**GOAL:** Gather all lines in the records below that include the word "Beach".

**Data entries:**

start

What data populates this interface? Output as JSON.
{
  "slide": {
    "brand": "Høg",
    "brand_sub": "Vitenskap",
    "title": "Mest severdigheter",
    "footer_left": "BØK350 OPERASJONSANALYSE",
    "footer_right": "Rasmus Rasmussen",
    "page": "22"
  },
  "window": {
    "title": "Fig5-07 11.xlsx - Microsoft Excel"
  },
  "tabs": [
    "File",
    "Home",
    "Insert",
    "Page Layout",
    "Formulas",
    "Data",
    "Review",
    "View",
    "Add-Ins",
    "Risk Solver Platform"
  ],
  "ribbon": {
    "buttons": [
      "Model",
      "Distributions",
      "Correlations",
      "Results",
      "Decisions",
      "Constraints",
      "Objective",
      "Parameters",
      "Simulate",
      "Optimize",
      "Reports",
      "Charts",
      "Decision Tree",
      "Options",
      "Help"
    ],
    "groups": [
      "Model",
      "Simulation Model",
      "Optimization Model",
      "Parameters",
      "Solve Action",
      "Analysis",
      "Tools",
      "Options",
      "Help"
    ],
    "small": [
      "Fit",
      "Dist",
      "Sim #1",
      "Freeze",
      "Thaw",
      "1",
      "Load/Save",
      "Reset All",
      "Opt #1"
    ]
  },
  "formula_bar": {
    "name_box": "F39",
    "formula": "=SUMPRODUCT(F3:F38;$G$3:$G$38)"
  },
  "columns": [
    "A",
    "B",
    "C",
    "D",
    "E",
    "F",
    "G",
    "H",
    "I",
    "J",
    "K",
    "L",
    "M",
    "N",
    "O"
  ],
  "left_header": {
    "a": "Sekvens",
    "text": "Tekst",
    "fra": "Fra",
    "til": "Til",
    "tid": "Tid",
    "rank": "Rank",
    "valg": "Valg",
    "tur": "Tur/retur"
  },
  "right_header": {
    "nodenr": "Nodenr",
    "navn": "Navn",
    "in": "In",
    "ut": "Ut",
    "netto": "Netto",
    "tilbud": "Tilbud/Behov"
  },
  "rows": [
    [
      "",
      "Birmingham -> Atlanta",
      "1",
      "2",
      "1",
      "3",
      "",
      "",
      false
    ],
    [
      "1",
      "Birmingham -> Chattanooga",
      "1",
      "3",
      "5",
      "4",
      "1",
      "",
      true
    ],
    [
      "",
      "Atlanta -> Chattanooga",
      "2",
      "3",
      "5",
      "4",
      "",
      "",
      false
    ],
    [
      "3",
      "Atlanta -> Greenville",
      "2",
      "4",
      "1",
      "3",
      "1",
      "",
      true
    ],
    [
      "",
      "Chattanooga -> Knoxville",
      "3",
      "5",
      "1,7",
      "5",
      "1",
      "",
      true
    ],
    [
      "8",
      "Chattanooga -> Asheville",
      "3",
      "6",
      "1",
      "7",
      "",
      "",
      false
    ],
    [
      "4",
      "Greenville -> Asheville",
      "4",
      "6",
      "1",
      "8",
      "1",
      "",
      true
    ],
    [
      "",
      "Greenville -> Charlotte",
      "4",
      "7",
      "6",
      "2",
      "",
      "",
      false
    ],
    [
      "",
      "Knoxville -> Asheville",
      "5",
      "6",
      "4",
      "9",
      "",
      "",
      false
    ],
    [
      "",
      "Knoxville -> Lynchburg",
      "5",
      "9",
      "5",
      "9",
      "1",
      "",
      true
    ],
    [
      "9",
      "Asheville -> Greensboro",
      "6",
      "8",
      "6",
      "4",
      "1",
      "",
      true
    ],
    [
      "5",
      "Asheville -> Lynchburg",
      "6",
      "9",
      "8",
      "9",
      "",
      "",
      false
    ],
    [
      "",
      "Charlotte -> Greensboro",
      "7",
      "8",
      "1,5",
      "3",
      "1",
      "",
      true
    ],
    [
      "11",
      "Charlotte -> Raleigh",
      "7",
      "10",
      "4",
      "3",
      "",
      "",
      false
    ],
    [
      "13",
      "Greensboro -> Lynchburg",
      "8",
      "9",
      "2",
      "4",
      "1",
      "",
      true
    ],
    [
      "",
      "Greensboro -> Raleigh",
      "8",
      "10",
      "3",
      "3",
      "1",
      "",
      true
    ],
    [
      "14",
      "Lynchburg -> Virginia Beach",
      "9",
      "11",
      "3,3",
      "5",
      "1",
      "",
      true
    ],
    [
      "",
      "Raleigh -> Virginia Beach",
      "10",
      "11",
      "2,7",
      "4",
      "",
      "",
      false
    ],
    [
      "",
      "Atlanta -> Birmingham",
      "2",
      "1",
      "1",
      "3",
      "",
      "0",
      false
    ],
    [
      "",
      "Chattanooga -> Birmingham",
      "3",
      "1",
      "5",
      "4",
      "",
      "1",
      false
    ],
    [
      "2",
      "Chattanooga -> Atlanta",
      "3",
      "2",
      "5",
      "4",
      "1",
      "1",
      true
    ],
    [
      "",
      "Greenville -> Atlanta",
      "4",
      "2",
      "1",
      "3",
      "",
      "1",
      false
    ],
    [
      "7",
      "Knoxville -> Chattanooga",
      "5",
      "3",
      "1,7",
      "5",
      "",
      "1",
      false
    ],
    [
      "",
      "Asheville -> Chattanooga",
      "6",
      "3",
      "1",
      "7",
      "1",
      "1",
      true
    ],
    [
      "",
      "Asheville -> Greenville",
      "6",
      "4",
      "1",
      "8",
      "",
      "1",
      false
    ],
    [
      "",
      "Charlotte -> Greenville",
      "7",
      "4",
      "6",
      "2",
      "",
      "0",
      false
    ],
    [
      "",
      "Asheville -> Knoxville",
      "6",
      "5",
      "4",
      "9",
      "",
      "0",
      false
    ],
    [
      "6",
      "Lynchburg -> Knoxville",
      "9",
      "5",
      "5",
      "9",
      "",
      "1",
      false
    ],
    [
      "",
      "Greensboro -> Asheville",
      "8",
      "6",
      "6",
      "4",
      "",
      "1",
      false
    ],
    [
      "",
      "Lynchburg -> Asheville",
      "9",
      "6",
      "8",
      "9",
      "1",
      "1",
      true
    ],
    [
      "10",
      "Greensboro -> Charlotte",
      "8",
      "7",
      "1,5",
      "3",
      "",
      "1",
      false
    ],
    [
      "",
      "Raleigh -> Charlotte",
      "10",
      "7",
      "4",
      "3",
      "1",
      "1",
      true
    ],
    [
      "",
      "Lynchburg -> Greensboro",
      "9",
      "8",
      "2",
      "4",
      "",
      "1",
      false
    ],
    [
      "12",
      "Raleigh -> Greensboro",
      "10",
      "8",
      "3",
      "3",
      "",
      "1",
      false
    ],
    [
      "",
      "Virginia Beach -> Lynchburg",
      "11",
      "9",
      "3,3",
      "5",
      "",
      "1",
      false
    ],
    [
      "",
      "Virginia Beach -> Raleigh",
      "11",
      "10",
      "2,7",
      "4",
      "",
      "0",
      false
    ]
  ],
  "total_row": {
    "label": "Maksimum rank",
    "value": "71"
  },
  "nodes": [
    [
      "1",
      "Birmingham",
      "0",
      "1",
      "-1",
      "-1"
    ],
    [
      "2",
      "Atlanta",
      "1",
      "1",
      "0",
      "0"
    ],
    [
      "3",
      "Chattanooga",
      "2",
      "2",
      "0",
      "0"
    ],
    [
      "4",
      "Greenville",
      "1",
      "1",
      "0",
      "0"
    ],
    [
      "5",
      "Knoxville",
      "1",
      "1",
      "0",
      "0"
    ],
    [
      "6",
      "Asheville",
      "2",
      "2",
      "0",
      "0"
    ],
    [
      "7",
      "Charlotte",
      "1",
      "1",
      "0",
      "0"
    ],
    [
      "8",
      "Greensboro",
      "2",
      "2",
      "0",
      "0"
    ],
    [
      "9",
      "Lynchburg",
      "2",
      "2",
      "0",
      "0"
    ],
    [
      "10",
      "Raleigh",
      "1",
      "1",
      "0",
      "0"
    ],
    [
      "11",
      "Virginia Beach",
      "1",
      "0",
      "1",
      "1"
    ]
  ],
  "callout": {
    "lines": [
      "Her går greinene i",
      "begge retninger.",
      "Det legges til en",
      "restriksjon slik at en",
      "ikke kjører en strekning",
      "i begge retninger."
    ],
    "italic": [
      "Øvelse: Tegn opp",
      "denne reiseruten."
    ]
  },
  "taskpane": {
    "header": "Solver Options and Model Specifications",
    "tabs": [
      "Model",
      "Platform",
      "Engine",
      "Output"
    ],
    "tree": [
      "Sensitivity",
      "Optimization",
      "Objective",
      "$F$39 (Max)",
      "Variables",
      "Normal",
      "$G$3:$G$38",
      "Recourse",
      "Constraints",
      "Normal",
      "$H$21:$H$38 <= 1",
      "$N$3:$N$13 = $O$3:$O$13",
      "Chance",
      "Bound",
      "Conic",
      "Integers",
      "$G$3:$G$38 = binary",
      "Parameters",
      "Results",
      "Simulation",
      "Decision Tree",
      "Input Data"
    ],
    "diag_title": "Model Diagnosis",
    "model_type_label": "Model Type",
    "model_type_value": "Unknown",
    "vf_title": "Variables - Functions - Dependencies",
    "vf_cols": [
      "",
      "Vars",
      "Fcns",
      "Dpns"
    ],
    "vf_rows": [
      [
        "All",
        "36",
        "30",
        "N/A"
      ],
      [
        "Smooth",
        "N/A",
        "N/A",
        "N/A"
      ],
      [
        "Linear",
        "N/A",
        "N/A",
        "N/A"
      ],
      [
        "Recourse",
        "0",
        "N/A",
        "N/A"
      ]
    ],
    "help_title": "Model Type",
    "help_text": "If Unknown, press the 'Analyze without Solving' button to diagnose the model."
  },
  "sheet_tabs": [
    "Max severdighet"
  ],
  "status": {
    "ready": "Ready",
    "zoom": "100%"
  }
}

end

**RESULT OF THIS TASK:**
      "Lynchburg -> Virginia Beach",
      "Raleigh -> Virginia Beach",
      "Virginia Beach -> Lynchburg",
      "Virginia Beach -> Raleigh",
      "Virginia Beach",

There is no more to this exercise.